- _YOUR INSTRUCTIONS_
All of the data that follows should be retyped exactly, please, except the pictures.

═════ ENTRIES

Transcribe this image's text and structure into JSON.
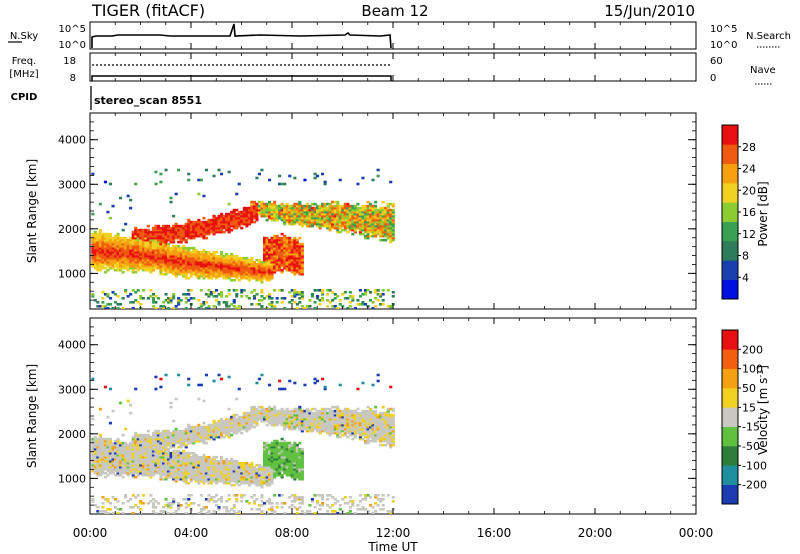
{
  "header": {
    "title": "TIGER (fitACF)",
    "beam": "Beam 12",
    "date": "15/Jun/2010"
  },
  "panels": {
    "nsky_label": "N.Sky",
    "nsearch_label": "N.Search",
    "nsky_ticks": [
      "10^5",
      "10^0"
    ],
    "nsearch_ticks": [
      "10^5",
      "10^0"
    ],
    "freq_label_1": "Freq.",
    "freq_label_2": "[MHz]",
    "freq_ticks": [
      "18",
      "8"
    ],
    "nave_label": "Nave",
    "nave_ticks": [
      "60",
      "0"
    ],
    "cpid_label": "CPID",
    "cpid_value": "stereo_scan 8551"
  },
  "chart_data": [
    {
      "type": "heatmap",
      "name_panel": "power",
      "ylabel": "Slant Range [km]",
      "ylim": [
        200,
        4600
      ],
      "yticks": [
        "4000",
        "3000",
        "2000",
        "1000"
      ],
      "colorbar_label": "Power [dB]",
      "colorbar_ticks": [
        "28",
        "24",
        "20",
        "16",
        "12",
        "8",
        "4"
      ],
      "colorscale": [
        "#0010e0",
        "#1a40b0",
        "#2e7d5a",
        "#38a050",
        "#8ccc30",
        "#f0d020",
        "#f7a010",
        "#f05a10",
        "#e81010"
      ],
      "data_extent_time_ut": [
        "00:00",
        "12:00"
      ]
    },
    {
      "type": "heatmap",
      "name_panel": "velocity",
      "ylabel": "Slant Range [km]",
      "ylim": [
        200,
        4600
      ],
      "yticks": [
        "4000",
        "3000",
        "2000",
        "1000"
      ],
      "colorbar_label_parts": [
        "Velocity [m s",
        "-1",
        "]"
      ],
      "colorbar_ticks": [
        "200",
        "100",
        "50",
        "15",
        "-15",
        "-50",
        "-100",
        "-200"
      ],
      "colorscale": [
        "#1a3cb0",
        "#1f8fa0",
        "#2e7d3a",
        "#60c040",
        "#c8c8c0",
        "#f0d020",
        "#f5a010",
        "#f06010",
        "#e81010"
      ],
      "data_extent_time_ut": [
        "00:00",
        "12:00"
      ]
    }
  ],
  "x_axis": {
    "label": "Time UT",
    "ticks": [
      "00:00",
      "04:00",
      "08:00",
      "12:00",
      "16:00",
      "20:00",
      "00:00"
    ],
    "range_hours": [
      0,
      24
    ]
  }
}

══════════

- _EXERCISE RESPONSE_
Transcribe this image's text and structure into JSON.
{
  "header": {
    "title": "TIGER (fitACF)",
    "beam": "Beam 12",
    "date": "15/Jun/2010"
  },
  "panels": {
    "nsky_label": "N.Sky",
    "nsearch_label": "N.Search",
    "nsky_ticks": [
      "10^5",
      "10^0"
    ],
    "nsearch_ticks": [
      "10^5",
      "10^0"
    ],
    "freq_label_1": "Freq.",
    "freq_label_2": "[MHz]",
    "freq_ticks": [
      "18",
      "8"
    ],
    "nave_label": "Nave",
    "nave_ticks": [
      "60",
      "0"
    ],
    "cpid_label": "CPID",
    "cpid_value": "stereo_scan 8551"
  },
  "chart_data": [
    {
      "type": "heatmap",
      "name_panel": "power",
      "ylabel": "Slant Range [km]",
      "ylim": [
        200,
        4600
      ],
      "yticks": [
        "4000",
        "3000",
        "2000",
        "1000"
      ],
      "colorbar_label": "Power [dB]",
      "colorbar_ticks": [
        "28",
        "24",
        "20",
        "16",
        "12",
        "8",
        "4"
      ],
      "colorscale": [
        "#0010e0",
        "#1a40b0",
        "#2e7d5a",
        "#38a050",
        "#8ccc30",
        "#f0d020",
        "#f7a010",
        "#f05a10",
        "#e81010"
      ],
      "data_extent_time_ut": [
        "00:00",
        "12:00"
      ]
    },
    {
      "type": "heatmap",
      "name_panel": "velocity",
      "ylabel": "Slant Range [km]",
      "ylim": [
        200,
        4600
      ],
      "yticks": [
        "4000",
        "3000",
        "2000",
        "1000"
      ],
      "colorbar_label_parts": [
        "Velocity [m s",
        "-1",
        "]"
      ],
      "colorbar_ticks": [
        "200",
        "100",
        "50",
        "15",
        "-15",
        "-50",
        "-100",
        "-200"
      ],
      "colorscale": [
        "#1a3cb0",
        "#1f8fa0",
        "#2e7d3a",
        "#60c040",
        "#c8c8c0",
        "#f0d020",
        "#f5a010",
        "#f06010",
        "#e81010"
      ],
      "data_extent_time_ut": [
        "00:00",
        "12:00"
      ]
    }
  ],
  "x_axis": {
    "label": "Time UT",
    "ticks": [
      "00:00",
      "04:00",
      "08:00",
      "12:00",
      "16:00",
      "20:00",
      "00:00"
    ],
    "range_hours": [
      0,
      24
    ]
  }
}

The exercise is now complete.